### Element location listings
Begin
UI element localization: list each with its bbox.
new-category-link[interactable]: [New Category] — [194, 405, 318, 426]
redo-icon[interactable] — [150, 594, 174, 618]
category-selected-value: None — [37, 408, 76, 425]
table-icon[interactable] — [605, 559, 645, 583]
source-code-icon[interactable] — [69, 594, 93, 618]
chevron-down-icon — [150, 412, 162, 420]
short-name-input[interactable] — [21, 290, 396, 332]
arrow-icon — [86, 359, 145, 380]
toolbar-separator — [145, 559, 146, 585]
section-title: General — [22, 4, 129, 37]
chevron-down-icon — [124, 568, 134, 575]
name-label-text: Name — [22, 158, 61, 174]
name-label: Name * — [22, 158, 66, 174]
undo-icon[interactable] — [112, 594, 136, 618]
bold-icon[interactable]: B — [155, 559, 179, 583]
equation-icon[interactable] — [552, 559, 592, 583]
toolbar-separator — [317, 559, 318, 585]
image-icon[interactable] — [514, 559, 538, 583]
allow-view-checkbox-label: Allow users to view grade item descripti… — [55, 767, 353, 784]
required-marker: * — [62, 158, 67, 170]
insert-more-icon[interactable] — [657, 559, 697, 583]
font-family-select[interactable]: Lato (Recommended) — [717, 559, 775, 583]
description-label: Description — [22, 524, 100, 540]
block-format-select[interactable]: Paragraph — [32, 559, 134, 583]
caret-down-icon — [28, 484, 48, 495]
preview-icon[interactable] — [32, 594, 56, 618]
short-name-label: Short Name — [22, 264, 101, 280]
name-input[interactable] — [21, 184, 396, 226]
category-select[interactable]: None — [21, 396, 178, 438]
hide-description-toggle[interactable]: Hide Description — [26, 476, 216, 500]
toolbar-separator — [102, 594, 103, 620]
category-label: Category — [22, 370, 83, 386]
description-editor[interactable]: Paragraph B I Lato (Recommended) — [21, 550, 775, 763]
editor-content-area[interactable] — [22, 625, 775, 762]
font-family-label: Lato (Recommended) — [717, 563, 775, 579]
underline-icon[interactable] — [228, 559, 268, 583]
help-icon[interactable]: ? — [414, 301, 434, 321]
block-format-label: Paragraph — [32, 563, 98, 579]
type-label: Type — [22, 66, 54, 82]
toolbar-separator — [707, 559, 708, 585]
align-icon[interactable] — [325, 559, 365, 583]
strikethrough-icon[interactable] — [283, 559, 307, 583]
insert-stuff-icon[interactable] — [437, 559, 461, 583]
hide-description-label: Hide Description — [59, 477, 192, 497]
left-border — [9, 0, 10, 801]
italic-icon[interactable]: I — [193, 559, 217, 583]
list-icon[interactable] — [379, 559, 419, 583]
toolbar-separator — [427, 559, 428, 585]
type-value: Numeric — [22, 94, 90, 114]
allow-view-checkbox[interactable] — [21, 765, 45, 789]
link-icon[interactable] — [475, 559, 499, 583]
End
### Exercise prompt
Copy out the listing again, replacing each "toolbar-separator" with "toolbar-divider" and keeping every other part the same.

### Full answer
UI element localization: list each with its bbox.
new-category-link[interactable]: [New Category] — [194, 405, 318, 426]
redo-icon[interactable] — [150, 594, 174, 618]
category-selected-value: None — [37, 408, 76, 425]
table-icon[interactable] — [605, 559, 645, 583]
source-code-icon[interactable] — [69, 594, 93, 618]
chevron-down-icon — [150, 412, 162, 420]
short-name-input[interactable] — [21, 290, 396, 332]
arrow-icon — [86, 359, 145, 380]
toolbar-divider — [145, 559, 146, 585]
section-title: General — [22, 4, 129, 37]
chevron-down-icon — [124, 568, 134, 575]
name-label-text: Name — [22, 158, 61, 174]
name-label: Name * — [22, 158, 66, 174]
undo-icon[interactable] — [112, 594, 136, 618]
bold-icon[interactable]: B — [155, 559, 179, 583]
equation-icon[interactable] — [552, 559, 592, 583]
toolbar-divider — [317, 559, 318, 585]
image-icon[interactable] — [514, 559, 538, 583]
allow-view-checkbox-label: Allow users to view grade item descripti… — [55, 767, 353, 784]
required-marker: * — [62, 158, 67, 170]
insert-more-icon[interactable] — [657, 559, 697, 583]
font-family-select[interactable]: Lato (Recommended) — [717, 559, 775, 583]
description-label: Description — [22, 524, 100, 540]
block-format-select[interactable]: Paragraph — [32, 559, 134, 583]
caret-down-icon — [28, 484, 48, 495]
preview-icon[interactable] — [32, 594, 56, 618]
short-name-label: Short Name — [22, 264, 101, 280]
name-input[interactable] — [21, 184, 396, 226]
category-select[interactable]: None — [21, 396, 178, 438]
hide-description-toggle[interactable]: Hide Description — [26, 476, 216, 500]
toolbar-divider — [102, 594, 103, 620]
category-label: Category — [22, 370, 83, 386]
description-editor[interactable]: Paragraph B I Lato (Recommended) — [21, 550, 775, 763]
editor-content-area[interactable] — [22, 625, 775, 762]
font-family-label: Lato (Recommended) — [717, 563, 775, 579]
underline-icon[interactable] — [228, 559, 268, 583]
help-icon[interactable]: ? — [414, 301, 434, 321]
block-format-label: Paragraph — [32, 563, 98, 579]
type-label: Type — [22, 66, 54, 82]
toolbar-divider — [707, 559, 708, 585]
align-icon[interactable] — [325, 559, 365, 583]
strikethrough-icon[interactable] — [283, 559, 307, 583]
insert-stuff-icon[interactable] — [437, 559, 461, 583]
hide-description-label: Hide Description — [59, 477, 192, 497]
left-border — [9, 0, 10, 801]
italic-icon[interactable]: I — [193, 559, 217, 583]
list-icon[interactable] — [379, 559, 419, 583]
toolbar-divider — [427, 559, 428, 585]
type-value: Numeric — [22, 94, 90, 114]
allow-view-checkbox[interactable] — [21, 765, 45, 789]
link-icon[interactable] — [475, 559, 499, 583]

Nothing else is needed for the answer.